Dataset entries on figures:
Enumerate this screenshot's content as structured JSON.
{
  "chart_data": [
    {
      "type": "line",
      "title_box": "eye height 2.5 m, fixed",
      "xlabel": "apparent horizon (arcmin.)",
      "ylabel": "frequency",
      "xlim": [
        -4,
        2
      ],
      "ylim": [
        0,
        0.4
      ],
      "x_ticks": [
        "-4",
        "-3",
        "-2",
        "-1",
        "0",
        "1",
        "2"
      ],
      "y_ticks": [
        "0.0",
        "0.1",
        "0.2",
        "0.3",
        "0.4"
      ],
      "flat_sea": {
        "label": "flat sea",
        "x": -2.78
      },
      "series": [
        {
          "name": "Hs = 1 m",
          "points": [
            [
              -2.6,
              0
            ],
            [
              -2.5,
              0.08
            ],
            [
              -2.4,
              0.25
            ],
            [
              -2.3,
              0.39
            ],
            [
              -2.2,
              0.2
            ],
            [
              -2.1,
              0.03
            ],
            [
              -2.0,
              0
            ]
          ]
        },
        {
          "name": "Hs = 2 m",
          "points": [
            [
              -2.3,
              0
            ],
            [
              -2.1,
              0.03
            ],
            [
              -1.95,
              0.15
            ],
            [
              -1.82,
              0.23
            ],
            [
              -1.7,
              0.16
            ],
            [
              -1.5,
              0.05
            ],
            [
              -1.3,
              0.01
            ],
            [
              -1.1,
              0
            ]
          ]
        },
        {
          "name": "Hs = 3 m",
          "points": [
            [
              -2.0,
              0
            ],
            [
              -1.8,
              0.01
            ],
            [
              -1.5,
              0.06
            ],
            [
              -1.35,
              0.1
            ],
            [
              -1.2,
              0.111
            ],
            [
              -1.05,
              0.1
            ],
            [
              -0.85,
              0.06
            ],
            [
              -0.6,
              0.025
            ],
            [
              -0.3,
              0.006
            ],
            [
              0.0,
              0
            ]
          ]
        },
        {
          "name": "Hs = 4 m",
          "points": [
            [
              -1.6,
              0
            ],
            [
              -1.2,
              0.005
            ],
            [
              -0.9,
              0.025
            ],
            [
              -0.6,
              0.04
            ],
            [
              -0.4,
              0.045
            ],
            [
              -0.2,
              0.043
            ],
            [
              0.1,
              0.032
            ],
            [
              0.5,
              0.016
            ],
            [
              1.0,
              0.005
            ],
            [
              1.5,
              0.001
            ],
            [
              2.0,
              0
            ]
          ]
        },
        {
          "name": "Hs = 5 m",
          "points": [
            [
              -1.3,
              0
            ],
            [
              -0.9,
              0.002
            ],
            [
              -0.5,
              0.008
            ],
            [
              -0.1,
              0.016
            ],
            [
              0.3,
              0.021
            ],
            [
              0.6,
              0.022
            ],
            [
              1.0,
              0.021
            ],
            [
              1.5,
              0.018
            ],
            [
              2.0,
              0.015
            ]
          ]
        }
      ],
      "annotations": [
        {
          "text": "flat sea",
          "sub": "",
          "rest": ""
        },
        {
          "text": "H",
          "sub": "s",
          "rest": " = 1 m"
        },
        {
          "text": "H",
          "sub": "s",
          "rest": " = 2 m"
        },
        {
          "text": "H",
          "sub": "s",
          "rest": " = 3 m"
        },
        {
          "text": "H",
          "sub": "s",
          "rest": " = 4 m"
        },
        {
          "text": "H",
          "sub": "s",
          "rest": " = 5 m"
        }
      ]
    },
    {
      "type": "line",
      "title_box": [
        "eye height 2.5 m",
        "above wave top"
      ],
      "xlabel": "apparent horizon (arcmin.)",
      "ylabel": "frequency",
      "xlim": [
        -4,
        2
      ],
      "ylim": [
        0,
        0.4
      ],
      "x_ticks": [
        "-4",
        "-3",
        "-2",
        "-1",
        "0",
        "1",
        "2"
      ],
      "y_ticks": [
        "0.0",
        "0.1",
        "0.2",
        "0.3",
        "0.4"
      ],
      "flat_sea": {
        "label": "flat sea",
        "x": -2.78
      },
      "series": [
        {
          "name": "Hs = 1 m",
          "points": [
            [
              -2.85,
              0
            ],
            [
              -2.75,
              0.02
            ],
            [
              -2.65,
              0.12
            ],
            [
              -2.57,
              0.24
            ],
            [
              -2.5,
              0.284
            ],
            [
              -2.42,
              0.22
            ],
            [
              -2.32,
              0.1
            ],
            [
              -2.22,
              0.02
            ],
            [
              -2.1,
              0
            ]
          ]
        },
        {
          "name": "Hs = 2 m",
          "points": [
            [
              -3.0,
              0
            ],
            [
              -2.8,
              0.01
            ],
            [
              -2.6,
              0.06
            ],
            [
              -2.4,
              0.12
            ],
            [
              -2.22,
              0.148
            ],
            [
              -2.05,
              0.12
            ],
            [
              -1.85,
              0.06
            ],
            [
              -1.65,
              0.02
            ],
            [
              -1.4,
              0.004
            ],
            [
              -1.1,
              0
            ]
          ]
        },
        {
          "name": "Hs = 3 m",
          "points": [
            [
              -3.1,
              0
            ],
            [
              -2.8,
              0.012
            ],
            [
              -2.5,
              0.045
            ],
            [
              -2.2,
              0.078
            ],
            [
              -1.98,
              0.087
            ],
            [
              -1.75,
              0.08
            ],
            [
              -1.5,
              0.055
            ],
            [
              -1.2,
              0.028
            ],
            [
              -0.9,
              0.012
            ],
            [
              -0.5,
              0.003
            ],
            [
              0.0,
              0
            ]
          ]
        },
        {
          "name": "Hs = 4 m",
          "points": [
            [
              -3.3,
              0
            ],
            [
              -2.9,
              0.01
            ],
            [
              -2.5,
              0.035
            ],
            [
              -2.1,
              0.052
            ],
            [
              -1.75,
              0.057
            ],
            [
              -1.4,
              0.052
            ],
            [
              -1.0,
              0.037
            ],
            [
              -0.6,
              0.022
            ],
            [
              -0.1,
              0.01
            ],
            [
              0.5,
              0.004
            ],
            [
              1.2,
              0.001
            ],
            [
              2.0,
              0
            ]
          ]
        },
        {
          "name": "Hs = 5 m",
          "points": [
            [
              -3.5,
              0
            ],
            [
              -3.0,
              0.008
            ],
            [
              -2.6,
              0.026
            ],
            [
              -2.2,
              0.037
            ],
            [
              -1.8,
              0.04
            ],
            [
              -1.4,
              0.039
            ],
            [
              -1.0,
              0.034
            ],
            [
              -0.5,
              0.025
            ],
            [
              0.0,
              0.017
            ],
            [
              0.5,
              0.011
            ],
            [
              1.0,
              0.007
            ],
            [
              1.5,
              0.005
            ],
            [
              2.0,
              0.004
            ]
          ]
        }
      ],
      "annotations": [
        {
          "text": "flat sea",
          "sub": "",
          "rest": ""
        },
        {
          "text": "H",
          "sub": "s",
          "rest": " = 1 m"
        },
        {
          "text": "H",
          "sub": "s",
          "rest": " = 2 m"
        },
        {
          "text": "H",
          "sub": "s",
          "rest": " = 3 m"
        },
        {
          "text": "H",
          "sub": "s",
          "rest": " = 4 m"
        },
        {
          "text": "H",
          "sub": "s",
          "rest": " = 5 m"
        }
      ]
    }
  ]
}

What to do | Extract every line above exactly as it stands.

Exercise answer |
Enumerate this screenshot's content as structured JSON.
{
  "chart_data": [
    {
      "type": "line",
      "title_box": "eye height 2.5 m, fixed",
      "xlabel": "apparent horizon (arcmin.)",
      "ylabel": "frequency",
      "xlim": [
        -4,
        2
      ],
      "ylim": [
        0,
        0.4
      ],
      "x_ticks": [
        "-4",
        "-3",
        "-2",
        "-1",
        "0",
        "1",
        "2"
      ],
      "y_ticks": [
        "0.0",
        "0.1",
        "0.2",
        "0.3",
        "0.4"
      ],
      "flat_sea": {
        "label": "flat sea",
        "x": -2.78
      },
      "series": [
        {
          "name": "Hs = 1 m",
          "points": [
            [
              -2.6,
              0
            ],
            [
              -2.5,
              0.08
            ],
            [
              -2.4,
              0.25
            ],
            [
              -2.3,
              0.39
            ],
            [
              -2.2,
              0.2
            ],
            [
              -2.1,
              0.03
            ],
            [
              -2.0,
              0
            ]
          ]
        },
        {
          "name": "Hs = 2 m",
          "points": [
            [
              -2.3,
              0
            ],
            [
              -2.1,
              0.03
            ],
            [
              -1.95,
              0.15
            ],
            [
              -1.82,
              0.23
            ],
            [
              -1.7,
              0.16
            ],
            [
              -1.5,
              0.05
            ],
            [
              -1.3,
              0.01
            ],
            [
              -1.1,
              0
            ]
          ]
        },
        {
          "name": "Hs = 3 m",
          "points": [
            [
              -2.0,
              0
            ],
            [
              -1.8,
              0.01
            ],
            [
              -1.5,
              0.06
            ],
            [
              -1.35,
              0.1
            ],
            [
              -1.2,
              0.111
            ],
            [
              -1.05,
              0.1
            ],
            [
              -0.85,
              0.06
            ],
            [
              -0.6,
              0.025
            ],
            [
              -0.3,
              0.006
            ],
            [
              0.0,
              0
            ]
          ]
        },
        {
          "name": "Hs = 4 m",
          "points": [
            [
              -1.6,
              0
            ],
            [
              -1.2,
              0.005
            ],
            [
              -0.9,
              0.025
            ],
            [
              -0.6,
              0.04
            ],
            [
              -0.4,
              0.045
            ],
            [
              -0.2,
              0.043
            ],
            [
              0.1,
              0.032
            ],
            [
              0.5,
              0.016
            ],
            [
              1.0,
              0.005
            ],
            [
              1.5,
              0.001
            ],
            [
              2.0,
              0
            ]
          ]
        },
        {
          "name": "Hs = 5 m",
          "points": [
            [
              -1.3,
              0
            ],
            [
              -0.9,
              0.002
            ],
            [
              -0.5,
              0.008
            ],
            [
              -0.1,
              0.016
            ],
            [
              0.3,
              0.021
            ],
            [
              0.6,
              0.022
            ],
            [
              1.0,
              0.021
            ],
            [
              1.5,
              0.018
            ],
            [
              2.0,
              0.015
            ]
          ]
        }
      ],
      "annotations": [
        {
          "text": "flat sea",
          "sub": "",
          "rest": ""
        },
        {
          "text": "H",
          "sub": "s",
          "rest": " = 1 m"
        },
        {
          "text": "H",
          "sub": "s",
          "rest": " = 2 m"
        },
        {
          "text": "H",
          "sub": "s",
          "rest": " = 3 m"
        },
        {
          "text": "H",
          "sub": "s",
          "rest": " = 4 m"
        },
        {
          "text": "H",
          "sub": "s",
          "rest": " = 5 m"
        }
      ]
    },
    {
      "type": "line",
      "title_box": [
        "eye height 2.5 m",
        "above wave top"
      ],
      "xlabel": "apparent horizon (arcmin.)",
      "ylabel": "frequency",
      "xlim": [
        -4,
        2
      ],
      "ylim": [
        0,
        0.4
      ],
      "x_ticks": [
        "-4",
        "-3",
        "-2",
        "-1",
        "0",
        "1",
        "2"
      ],
      "y_ticks": [
        "0.0",
        "0.1",
        "0.2",
        "0.3",
        "0.4"
      ],
      "flat_sea": {
        "label": "flat sea",
        "x": -2.78
      },
      "series": [
        {
          "name": "Hs = 1 m",
          "points": [
            [
              -2.85,
              0
            ],
            [
              -2.75,
              0.02
            ],
            [
              -2.65,
              0.12
            ],
            [
              -2.57,
              0.24
            ],
            [
              -2.5,
              0.284
            ],
            [
              -2.42,
              0.22
            ],
            [
              -2.32,
              0.1
            ],
            [
              -2.22,
              0.02
            ],
            [
              -2.1,
              0
            ]
          ]
        },
        {
          "name": "Hs = 2 m",
          "points": [
            [
              -3.0,
              0
            ],
            [
              -2.8,
              0.01
            ],
            [
              -2.6,
              0.06
            ],
            [
              -2.4,
              0.12
            ],
            [
              -2.22,
              0.148
            ],
            [
              -2.05,
              0.12
            ],
            [
              -1.85,
              0.06
            ],
            [
              -1.65,
              0.02
            ],
            [
              -1.4,
              0.004
            ],
            [
              -1.1,
              0
            ]
          ]
        },
        {
          "name": "Hs = 3 m",
          "points": [
            [
              -3.1,
              0
            ],
            [
              -2.8,
              0.012
            ],
            [
              -2.5,
              0.045
            ],
            [
              -2.2,
              0.078
            ],
            [
              -1.98,
              0.087
            ],
            [
              -1.75,
              0.08
            ],
            [
              -1.5,
              0.055
            ],
            [
              -1.2,
              0.028
            ],
            [
              -0.9,
              0.012
            ],
            [
              -0.5,
              0.003
            ],
            [
              0.0,
              0
            ]
          ]
        },
        {
          "name": "Hs = 4 m",
          "points": [
            [
              -3.3,
              0
            ],
            [
              -2.9,
              0.01
            ],
            [
              -2.5,
              0.035
            ],
            [
              -2.1,
              0.052
            ],
            [
              -1.75,
              0.057
            ],
            [
              -1.4,
              0.052
            ],
            [
              -1.0,
              0.037
            ],
            [
              -0.6,
              0.022
            ],
            [
              -0.1,
              0.01
            ],
            [
              0.5,
              0.004
            ],
            [
              1.2,
              0.001
            ],
            [
              2.0,
              0
            ]
          ]
        },
        {
          "name": "Hs = 5 m",
          "points": [
            [
              -3.5,
              0
            ],
            [
              -3.0,
              0.008
            ],
            [
              -2.6,
              0.026
            ],
            [
              -2.2,
              0.037
            ],
            [
              -1.8,
              0.04
            ],
            [
              -1.4,
              0.039
            ],
            [
              -1.0,
              0.034
            ],
            [
              -0.5,
              0.025
            ],
            [
              0.0,
              0.017
            ],
            [
              0.5,
              0.011
            ],
            [
              1.0,
              0.007
            ],
            [
              1.5,
              0.005
            ],
            [
              2.0,
              0.004
            ]
          ]
        }
      ],
      "annotations": [
        {
          "text": "flat sea",
          "sub": "",
          "rest": ""
        },
        {
          "text": "H",
          "sub": "s",
          "rest": " = 1 m"
        },
        {
          "text": "H",
          "sub": "s",
          "rest": " = 2 m"
        },
        {
          "text": "H",
          "sub": "s",
          "rest": " = 3 m"
        },
        {
          "text": "H",
          "sub": "s",
          "rest": " = 4 m"
        },
        {
          "text": "H",
          "sub": "s",
          "rest": " = 5 m"
        }
      ]
    }
  ]
}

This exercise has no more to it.